[Figure data in JSON]
* * *
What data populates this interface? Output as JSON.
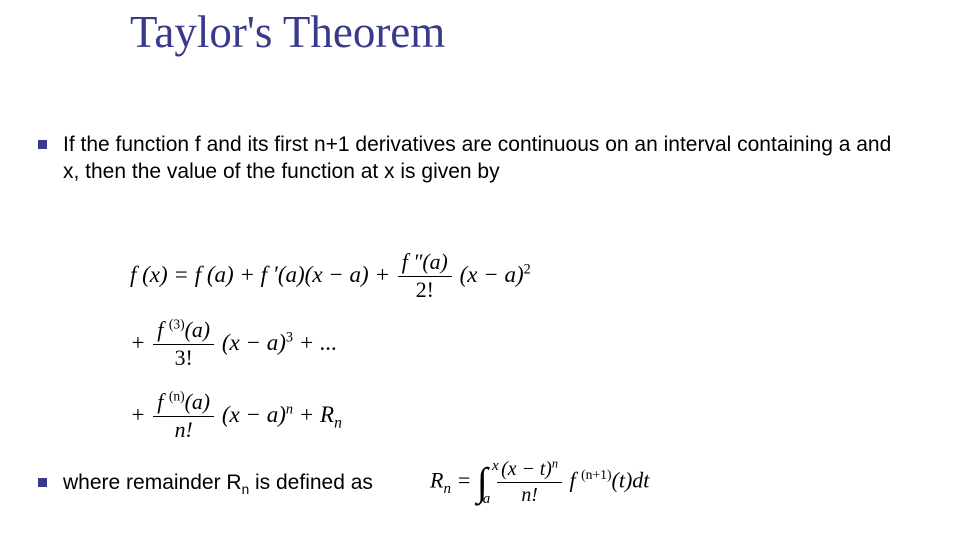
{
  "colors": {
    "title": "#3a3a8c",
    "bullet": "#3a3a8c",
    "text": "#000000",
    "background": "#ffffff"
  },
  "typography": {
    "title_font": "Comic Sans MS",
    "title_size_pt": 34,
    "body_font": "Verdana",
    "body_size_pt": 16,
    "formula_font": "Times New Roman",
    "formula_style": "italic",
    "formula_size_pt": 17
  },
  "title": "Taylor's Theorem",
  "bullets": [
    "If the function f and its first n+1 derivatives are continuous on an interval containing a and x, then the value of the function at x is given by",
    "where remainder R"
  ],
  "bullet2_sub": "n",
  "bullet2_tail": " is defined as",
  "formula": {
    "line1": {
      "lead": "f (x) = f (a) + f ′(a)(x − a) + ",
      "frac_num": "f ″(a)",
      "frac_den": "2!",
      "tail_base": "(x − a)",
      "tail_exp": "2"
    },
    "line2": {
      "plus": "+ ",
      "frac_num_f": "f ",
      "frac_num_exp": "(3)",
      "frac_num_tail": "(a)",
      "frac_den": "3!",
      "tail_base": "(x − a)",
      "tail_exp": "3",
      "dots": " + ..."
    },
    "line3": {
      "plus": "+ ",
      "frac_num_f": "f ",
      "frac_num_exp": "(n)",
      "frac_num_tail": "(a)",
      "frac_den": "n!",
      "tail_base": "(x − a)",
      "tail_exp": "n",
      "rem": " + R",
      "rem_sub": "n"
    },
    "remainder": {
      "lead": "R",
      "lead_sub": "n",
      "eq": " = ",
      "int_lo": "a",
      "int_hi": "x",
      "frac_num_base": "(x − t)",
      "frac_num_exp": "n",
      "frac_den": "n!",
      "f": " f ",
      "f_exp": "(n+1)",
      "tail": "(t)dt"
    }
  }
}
* * *
▶ _Goal_
Repeat every record above exactly, but leave out any pictures.

▶ _Correct answer_
What data populates this interface? Output as JSON.
{
  "colors": {
    "title": "#3a3a8c",
    "bullet": "#3a3a8c",
    "text": "#000000",
    "background": "#ffffff"
  },
  "typography": {
    "title_font": "Comic Sans MS",
    "title_size_pt": 34,
    "body_font": "Verdana",
    "body_size_pt": 16,
    "formula_font": "Times New Roman",
    "formula_style": "italic",
    "formula_size_pt": 17
  },
  "title": "Taylor's Theorem",
  "bullets": [
    "If the function f and its first n+1 derivatives are continuous on an interval containing a and x, then the value of the function at x is given by",
    "where remainder R"
  ],
  "bullet2_sub": "n",
  "bullet2_tail": " is defined as",
  "formula": {
    "line1": {
      "lead": "f (x) = f (a) + f ′(a)(x − a) + ",
      "frac_num": "f ″(a)",
      "frac_den": "2!",
      "tail_base": "(x − a)",
      "tail_exp": "2"
    },
    "line2": {
      "plus": "+ ",
      "frac_num_f": "f ",
      "frac_num_exp": "(3)",
      "frac_num_tail": "(a)",
      "frac_den": "3!",
      "tail_base": "(x − a)",
      "tail_exp": "3",
      "dots": " + ..."
    },
    "line3": {
      "plus": "+ ",
      "frac_num_f": "f ",
      "frac_num_exp": "(n)",
      "frac_num_tail": "(a)",
      "frac_den": "n!",
      "tail_base": "(x − a)",
      "tail_exp": "n",
      "rem": " + R",
      "rem_sub": "n"
    },
    "remainder": {
      "lead": "R",
      "lead_sub": "n",
      "eq": " = ",
      "int_lo": "a",
      "int_hi": "x",
      "frac_num_base": "(x − t)",
      "frac_num_exp": "n",
      "frac_den": "n!",
      "f": " f ",
      "f_exp": "(n+1)",
      "tail": "(t)dt"
    }
  }
}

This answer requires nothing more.